§ TESTO DA ANALIZZARE
○ ○ ○ ○

C’è chi dice di aver visto almeno una volta sui social un video di bancarelle di street food indiano dalle condizioni igieniche a dir poco inquietanti, e chi mente. Quello che forse non sappiamo è che negli ultimi anni il fenomeno ha assunto una piega religiosa e culturale notevole in India, dove la minorità musulmana di certi Stati è stata sovente bersaglio di attacchi mediatici (su basi spesso poi smentite). Ora l’Uttarakhand e l’Uttar Pradesh, due Stati del Paese asiatico, hanno pensato di mettere in atto misure severe per evitare che il cibo venga contaminato con sputo, urina o sporcizia dai commercianti. Ed è scattata la polemica religioso-culturale.
Il fenomeno dello street food indiano sul web
Avrete beccato di sicuro almeno una volta un reel che riprende un venditore ambulante indiano che “lava” le verdure nell’acqua putrida o condisce del pane infilando la mano senza guanto e quasi l’intero braccio dentro ciotole di condimenti di dubbia pulizia. Su piattaforme come Instagram queste immagini ormai comuni generano due correnti di opinioni (non necessariamente opposte): da una parte, la seria preoccupazione per la sicurezza alimentare nel Paese, dall’altra il parallelo dilagare di sentimenti negativi verso l’India e la sua cultura alimentare. Non siamo qui a fare i paladini della giustizia per l’una o l’altra fazione (di certo non ci collocheremo nella seconda categoria), ma a darvi qualche dato e novità in più sul fenomeno.
La “guerra dello sputo”
Prima di arrivare ai più recenti sviluppi, dobbiamo partire da una premessa, ovvero che questa faccenda gastro-sanitaria ha assunto sempre più le tinte dello scontro religioso e culturale. Ciò vale soprattutto in quegli Stati dell’India dove la comunità musulmana è minoritaria ed è stata accusata più volte di contaminare il cibo delle persone induiste. Anche in piena pandemia da COVID-19 erano stati fatti girare diversi video che incolpavano venditori musulmani di sputare nel cibo per diffondere il virus. I denuncianti hanno persino coniato un’espressione specifica: spit-jihad o thook-jihad, dai termini rispettivamente inglese e hindi per “sputo”. Spesso e volentieri, però, si scopriva in seguito che i contenuti usati per additare negativamente la comunità musulmana erano in realtà falsi.
Nuove misure contro la contaminazione in due Stati indiani
Arriviamo adesso alla notizia. I due Stati indiani dell’Uttarakhand e dell’Uttar Pradesh hanno annunciato l’implementazione di misure severe per evitare che il cibo venduto venga contaminato con sputo, urina o sporcizia dai commercianti. Si parla di sanzioni fino a 100.000 rupie indiane (circa 1000 euro) e dell’incarceramento per anche dieci anni. Andando indietro allo scorso luglio, la Corte suprema dell’India aveva sospeso altre direttive emanate dai due governi già citati, che richiedevano ai venditori degli stand alimentari lungo la via del pellegrinaggio di Kanwar Yatra di esibire in maniera chiara i loro nomi e dati personali.

○ ○ ○ ○

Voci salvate
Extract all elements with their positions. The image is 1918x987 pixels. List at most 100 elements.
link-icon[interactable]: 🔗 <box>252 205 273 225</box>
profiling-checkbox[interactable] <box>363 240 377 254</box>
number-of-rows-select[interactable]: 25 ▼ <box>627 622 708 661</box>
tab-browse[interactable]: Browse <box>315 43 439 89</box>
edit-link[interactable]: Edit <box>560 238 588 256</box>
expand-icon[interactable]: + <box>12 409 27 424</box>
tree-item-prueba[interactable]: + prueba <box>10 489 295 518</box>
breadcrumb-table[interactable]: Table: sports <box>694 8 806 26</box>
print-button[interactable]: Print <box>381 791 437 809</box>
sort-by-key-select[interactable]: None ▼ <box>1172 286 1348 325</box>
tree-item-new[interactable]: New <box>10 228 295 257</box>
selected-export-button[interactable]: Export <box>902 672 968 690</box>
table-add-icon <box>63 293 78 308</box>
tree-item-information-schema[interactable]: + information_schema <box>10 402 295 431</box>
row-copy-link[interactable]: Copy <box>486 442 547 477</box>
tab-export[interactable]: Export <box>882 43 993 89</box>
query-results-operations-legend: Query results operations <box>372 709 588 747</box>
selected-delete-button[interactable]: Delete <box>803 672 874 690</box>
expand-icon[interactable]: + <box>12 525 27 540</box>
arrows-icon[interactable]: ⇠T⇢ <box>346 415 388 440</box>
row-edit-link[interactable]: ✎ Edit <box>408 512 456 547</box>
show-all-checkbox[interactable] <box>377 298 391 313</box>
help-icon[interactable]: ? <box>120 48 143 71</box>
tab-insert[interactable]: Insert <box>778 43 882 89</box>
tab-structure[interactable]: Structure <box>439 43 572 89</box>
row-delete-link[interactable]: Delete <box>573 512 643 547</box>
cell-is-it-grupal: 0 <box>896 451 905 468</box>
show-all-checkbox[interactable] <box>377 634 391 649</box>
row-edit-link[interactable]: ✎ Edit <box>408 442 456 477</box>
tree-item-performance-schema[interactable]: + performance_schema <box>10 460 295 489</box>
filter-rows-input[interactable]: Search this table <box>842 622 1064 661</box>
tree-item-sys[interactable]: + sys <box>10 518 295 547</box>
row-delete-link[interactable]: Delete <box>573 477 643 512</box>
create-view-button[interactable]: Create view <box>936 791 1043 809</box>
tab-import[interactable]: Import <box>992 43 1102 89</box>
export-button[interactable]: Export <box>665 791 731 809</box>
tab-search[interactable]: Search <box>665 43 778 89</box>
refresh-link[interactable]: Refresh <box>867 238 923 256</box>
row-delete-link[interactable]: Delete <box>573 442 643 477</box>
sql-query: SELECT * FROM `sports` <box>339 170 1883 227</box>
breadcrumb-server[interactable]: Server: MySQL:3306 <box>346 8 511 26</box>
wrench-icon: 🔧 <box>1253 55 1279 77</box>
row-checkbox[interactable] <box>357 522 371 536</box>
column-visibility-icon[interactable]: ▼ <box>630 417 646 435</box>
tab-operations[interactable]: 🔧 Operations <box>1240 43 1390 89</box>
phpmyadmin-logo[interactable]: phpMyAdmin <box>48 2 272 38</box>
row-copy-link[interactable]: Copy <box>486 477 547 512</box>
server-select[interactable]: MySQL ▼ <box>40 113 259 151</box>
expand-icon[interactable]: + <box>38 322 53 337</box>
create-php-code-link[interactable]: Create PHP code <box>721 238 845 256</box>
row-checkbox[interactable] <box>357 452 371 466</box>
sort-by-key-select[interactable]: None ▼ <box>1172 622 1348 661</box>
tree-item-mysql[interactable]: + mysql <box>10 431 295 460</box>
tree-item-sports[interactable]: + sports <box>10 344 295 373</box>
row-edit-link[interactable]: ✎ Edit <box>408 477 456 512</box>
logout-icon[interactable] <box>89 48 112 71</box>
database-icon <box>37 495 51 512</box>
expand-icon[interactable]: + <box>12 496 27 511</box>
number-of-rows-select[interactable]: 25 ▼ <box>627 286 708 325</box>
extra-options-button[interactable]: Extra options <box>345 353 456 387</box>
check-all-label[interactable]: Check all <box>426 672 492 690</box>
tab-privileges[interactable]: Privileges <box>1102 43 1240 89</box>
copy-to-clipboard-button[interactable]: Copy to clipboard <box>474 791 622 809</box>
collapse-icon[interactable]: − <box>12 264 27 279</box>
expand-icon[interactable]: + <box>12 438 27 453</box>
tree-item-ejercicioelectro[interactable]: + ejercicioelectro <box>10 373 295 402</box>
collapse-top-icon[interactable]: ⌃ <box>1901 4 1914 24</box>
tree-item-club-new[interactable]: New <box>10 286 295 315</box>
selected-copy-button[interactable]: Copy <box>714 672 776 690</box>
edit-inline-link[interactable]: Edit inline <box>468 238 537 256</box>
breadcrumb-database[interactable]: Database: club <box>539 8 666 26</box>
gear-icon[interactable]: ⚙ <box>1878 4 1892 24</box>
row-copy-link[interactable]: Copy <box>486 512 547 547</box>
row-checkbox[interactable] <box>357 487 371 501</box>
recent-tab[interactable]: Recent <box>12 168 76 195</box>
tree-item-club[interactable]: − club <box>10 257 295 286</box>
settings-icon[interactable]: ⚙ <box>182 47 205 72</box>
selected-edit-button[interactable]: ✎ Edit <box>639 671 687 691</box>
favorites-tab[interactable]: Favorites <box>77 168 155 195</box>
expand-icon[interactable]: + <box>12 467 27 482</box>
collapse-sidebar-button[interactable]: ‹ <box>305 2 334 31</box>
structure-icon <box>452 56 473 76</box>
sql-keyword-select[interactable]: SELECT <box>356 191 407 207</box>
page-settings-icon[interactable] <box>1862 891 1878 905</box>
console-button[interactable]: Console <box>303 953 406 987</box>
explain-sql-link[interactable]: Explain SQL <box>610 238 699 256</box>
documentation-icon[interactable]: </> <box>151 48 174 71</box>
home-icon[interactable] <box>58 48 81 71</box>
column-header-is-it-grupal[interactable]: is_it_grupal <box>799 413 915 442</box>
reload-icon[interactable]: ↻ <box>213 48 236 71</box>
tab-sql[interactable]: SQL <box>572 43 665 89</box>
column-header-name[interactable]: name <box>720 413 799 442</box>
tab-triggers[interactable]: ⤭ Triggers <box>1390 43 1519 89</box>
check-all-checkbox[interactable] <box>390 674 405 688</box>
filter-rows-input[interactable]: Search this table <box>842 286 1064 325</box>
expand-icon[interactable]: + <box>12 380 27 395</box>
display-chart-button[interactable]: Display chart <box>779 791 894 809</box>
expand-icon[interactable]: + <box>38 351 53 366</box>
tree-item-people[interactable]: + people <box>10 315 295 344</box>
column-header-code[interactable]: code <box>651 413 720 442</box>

○ ○ ○ ○

§ ESERCIZI DA SVOLGERE
[1] Trascrivi dall'articolo sullo street food indiano il passo che comincia con "Il fenomeno dello" e finisce con "più sul fenomeno.".
[2] Secondo l'articolo sullo street food indiano, perché l'Uttarakhand e l'Uttar Pradesh hanno deciso misure severe per chi vende cibo? Spiegalo in una o due frasi.

§ SOLUZIONI
[1]
Il fenomeno dello street food indiano sul web
Avrete beccato di sicuro almeno una volta un reel che riprende un venditore ambulante indiano che “lava” le verdure nell’acqua putrida o condisce del pane infilando la mano senza guanto e quasi l’intero braccio dentro ciotole di condimenti di dubbia pulizia. Su piattaforme come Instagram queste immagini ormai comuni generano due correnti di opinioni (non necessariamente opposte): da una parte, la seria preoccupazione per la sicurezza alimentare nel Paese, dall’altra il parallelo dilagare di sentimenti negativi verso l’India e la sua cultura alimentare. Non siamo qui a fare i paladini della giustizia per l’una o l’altra fazione (di certo non ci collocheremo nella seconda categoria), ma a darvi qualche dato e novità in più sul fenomeno.

[2] Le misure servono a evitare che i commercianti contaminino il cibo venduto con sputo, urina o sporcizia.